> _PROBLEM DETAILS_
Print each line exactly as it is given.

— BEGIN RECORD EXCERPTS —

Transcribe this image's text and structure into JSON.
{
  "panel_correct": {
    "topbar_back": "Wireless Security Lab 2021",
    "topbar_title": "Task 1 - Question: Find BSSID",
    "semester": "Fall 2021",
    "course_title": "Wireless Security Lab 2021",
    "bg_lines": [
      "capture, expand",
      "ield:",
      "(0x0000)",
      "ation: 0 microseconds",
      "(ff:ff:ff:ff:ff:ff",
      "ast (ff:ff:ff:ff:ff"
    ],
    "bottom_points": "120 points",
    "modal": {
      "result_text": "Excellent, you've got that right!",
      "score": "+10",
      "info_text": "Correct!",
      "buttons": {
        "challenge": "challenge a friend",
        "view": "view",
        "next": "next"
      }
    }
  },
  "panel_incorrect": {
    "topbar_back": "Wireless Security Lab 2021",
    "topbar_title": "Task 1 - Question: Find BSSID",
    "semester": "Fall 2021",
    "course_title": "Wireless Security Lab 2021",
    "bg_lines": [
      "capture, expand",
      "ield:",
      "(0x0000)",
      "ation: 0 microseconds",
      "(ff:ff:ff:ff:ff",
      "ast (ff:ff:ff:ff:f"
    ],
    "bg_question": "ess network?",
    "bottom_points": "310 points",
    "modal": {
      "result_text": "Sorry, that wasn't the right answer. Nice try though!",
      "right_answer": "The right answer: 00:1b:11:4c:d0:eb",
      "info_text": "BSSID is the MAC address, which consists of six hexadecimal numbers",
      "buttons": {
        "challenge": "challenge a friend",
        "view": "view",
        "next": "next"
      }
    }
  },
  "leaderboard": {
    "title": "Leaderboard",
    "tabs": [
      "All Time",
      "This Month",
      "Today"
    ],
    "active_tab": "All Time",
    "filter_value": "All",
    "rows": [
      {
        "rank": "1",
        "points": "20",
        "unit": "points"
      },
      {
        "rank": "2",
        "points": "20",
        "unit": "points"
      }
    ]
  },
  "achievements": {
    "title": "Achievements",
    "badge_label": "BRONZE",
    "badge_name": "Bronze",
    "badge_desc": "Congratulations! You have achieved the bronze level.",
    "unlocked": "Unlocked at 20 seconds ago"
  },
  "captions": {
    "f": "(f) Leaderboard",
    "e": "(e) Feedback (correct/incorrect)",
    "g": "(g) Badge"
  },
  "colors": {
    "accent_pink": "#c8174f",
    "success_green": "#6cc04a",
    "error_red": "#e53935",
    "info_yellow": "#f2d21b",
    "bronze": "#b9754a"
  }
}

— END RECORD EXCERPTS —

> _ANSWER FOR THIS EXERCISE_
Transcribe this image's text and structure into JSON.
{
  "panel_correct": {
    "topbar_back": "Wireless Security Lab 2021",
    "topbar_title": "Task 1 - Question: Find BSSID",
    "semester": "Fall 2021",
    "course_title": "Wireless Security Lab 2021",
    "bg_lines": [
      "capture, expand",
      "ield:",
      "(0x0000)",
      "ation: 0 microseconds",
      "(ff:ff:ff:ff:ff:ff",
      "ast (ff:ff:ff:ff:ff"
    ],
    "bottom_points": "120 points",
    "modal": {
      "result_text": "Excellent, you've got that right!",
      "score": "+10",
      "info_text": "Correct!",
      "buttons": {
        "challenge": "challenge a friend",
        "view": "view",
        "next": "next"
      }
    }
  },
  "panel_incorrect": {
    "topbar_back": "Wireless Security Lab 2021",
    "topbar_title": "Task 1 - Question: Find BSSID",
    "semester": "Fall 2021",
    "course_title": "Wireless Security Lab 2021",
    "bg_lines": [
      "capture, expand",
      "ield:",
      "(0x0000)",
      "ation: 0 microseconds",
      "(ff:ff:ff:ff:ff",
      "ast (ff:ff:ff:ff:f"
    ],
    "bg_question": "ess network?",
    "bottom_points": "310 points",
    "modal": {
      "result_text": "Sorry, that wasn't the right answer. Nice try though!",
      "right_answer": "The right answer: 00:1b:11:4c:d0:eb",
      "info_text": "BSSID is the MAC address, which consists of six hexadecimal numbers",
      "buttons": {
        "challenge": "challenge a friend",
        "view": "view",
        "next": "next"
      }
    }
  },
  "leaderboard": {
    "title": "Leaderboard",
    "tabs": [
      "All Time",
      "This Month",
      "Today"
    ],
    "active_tab": "All Time",
    "filter_value": "All",
    "rows": [
      {
        "rank": "1",
        "points": "20",
        "unit": "points"
      },
      {
        "rank": "2",
        "points": "20",
        "unit": "points"
      }
    ]
  },
  "achievements": {
    "title": "Achievements",
    "badge_label": "BRONZE",
    "badge_name": "Bronze",
    "badge_desc": "Congratulations! You have achieved the bronze level.",
    "unlocked": "Unlocked at 20 seconds ago"
  },
  "captions": {
    "f": "(f) Leaderboard",
    "e": "(e) Feedback (correct/incorrect)",
    "g": "(g) Badge"
  },
  "colors": {
    "accent_pink": "#c8174f",
    "success_green": "#6cc04a",
    "error_red": "#e53935",
    "info_yellow": "#f2d21b",
    "bronze": "#b9754a"
  }
}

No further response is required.